:: Written exercise ::
Return the lines below that carry the word "Sedimenti".

• • • • •

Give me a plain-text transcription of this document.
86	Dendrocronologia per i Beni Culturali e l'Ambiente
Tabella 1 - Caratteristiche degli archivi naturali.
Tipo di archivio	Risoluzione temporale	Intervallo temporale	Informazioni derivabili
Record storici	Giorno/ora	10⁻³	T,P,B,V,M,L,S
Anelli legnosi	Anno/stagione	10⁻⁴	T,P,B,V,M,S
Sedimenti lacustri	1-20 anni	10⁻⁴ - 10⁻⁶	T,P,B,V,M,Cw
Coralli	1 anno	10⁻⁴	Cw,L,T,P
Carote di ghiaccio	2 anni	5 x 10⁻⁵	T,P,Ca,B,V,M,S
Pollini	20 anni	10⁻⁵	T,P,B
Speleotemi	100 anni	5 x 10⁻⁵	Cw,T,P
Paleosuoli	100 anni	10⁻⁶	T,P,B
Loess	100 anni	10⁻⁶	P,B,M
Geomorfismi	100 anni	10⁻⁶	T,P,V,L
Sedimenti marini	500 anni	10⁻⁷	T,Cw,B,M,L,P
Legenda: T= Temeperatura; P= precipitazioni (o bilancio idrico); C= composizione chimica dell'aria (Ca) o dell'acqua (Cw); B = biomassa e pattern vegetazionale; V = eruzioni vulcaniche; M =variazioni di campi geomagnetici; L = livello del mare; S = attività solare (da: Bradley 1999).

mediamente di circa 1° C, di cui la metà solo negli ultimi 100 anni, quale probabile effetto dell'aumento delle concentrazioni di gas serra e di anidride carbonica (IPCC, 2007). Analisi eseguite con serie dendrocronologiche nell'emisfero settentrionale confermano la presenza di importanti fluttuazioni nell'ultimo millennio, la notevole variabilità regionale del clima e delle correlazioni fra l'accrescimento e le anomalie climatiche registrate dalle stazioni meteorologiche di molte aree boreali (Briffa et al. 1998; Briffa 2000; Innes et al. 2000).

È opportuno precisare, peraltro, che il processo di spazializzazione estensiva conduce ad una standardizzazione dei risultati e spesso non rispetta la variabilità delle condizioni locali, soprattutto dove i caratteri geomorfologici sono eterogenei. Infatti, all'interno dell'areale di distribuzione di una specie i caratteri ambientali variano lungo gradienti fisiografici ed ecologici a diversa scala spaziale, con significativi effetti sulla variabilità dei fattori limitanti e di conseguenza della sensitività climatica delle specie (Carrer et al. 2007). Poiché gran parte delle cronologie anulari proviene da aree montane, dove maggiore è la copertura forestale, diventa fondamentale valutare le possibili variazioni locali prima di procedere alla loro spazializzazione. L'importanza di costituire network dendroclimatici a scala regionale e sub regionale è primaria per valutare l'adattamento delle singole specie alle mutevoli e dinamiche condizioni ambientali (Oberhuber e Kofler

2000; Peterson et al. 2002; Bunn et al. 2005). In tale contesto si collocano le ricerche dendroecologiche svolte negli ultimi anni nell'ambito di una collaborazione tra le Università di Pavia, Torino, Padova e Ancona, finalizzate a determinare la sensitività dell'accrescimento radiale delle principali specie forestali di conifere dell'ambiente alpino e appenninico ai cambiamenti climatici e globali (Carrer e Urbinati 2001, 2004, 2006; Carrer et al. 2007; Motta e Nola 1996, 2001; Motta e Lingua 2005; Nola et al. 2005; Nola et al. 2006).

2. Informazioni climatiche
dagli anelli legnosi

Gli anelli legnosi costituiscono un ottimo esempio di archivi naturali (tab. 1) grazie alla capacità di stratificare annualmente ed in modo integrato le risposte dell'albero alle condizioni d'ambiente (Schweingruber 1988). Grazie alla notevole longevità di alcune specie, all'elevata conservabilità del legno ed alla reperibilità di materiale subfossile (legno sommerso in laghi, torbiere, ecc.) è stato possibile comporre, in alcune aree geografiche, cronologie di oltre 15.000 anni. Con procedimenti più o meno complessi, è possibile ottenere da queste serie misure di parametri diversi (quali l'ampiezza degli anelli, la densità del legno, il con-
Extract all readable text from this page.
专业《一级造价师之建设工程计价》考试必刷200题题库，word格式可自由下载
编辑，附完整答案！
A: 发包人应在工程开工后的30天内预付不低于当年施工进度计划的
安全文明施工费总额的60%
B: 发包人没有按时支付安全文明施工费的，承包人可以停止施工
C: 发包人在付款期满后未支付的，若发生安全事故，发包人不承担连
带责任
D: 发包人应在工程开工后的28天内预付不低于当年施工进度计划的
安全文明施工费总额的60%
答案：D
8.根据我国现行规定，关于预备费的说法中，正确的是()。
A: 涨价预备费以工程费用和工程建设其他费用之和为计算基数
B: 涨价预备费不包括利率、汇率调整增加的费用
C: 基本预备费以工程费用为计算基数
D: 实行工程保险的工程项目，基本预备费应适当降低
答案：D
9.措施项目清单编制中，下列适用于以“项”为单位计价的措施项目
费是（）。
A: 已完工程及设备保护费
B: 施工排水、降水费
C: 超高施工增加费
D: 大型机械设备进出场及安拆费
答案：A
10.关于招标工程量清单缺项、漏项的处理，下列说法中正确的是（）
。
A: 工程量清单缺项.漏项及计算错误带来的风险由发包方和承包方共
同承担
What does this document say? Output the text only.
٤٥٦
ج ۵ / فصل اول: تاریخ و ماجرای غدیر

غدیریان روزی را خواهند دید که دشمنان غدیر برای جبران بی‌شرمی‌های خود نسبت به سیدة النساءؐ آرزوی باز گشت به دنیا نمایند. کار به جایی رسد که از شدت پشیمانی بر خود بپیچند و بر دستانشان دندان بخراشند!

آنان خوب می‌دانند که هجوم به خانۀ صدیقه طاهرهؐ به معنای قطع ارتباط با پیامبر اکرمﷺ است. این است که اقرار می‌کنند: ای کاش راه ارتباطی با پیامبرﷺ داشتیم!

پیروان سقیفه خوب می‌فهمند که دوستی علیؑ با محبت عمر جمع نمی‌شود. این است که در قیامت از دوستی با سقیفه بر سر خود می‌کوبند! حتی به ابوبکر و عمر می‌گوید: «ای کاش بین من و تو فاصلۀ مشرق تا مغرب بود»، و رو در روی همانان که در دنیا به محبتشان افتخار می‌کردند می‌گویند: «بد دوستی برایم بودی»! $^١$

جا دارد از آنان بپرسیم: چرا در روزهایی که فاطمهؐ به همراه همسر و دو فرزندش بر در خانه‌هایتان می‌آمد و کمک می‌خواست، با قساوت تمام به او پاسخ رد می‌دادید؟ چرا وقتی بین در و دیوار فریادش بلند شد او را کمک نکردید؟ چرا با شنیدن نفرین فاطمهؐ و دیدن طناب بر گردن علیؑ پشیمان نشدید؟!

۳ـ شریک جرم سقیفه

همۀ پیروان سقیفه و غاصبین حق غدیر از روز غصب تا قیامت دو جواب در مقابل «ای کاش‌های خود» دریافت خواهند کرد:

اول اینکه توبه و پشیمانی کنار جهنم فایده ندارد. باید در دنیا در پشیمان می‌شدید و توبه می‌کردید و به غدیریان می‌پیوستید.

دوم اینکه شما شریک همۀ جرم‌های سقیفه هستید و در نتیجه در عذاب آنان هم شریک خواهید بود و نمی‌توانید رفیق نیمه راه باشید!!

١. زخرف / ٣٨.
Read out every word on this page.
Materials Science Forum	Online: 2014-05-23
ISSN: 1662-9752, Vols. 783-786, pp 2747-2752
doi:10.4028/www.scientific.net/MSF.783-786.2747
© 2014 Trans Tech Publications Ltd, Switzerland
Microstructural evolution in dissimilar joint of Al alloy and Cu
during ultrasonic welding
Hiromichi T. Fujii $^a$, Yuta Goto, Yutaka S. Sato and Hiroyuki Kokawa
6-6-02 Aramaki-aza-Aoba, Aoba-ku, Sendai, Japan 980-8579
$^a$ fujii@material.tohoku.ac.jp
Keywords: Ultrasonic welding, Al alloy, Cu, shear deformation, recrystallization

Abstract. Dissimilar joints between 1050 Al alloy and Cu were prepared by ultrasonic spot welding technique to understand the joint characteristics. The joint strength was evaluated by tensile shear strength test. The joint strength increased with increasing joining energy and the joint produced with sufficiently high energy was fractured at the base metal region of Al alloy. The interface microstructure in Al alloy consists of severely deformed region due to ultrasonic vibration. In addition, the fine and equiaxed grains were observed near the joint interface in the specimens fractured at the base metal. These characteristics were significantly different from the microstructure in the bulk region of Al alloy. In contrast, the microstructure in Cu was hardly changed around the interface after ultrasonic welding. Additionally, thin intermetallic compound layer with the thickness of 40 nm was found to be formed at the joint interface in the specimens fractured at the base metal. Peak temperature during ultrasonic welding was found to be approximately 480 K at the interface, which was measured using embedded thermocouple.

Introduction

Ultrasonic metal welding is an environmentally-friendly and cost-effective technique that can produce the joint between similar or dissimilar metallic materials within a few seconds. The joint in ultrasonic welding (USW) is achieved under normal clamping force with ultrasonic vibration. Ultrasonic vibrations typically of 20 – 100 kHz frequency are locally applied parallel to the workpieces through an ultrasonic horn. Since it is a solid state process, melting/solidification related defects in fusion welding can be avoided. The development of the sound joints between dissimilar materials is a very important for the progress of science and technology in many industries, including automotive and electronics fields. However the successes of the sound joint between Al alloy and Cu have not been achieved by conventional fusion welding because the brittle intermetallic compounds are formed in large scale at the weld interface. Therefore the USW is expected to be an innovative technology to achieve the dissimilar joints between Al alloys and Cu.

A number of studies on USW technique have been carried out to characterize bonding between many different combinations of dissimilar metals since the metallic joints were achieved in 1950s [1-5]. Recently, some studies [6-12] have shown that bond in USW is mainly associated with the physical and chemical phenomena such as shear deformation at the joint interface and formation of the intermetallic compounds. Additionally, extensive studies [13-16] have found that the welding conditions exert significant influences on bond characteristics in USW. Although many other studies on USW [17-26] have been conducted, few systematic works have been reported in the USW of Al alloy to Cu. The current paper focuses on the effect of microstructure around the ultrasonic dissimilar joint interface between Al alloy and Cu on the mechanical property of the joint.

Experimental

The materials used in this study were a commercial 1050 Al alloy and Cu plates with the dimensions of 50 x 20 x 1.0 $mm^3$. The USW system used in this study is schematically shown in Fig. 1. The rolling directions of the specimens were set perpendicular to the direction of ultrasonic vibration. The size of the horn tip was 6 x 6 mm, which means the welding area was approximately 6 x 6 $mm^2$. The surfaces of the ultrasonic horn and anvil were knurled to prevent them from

• • • • •

:: Response to this task ::
Sedimenti lacustri	1-20 anni	10⁻⁴ - 10⁻⁶	T,P,B,V,M,Cw
Sedimenti marini	500 anni	10⁻⁷	T,Cw,B,M,L,P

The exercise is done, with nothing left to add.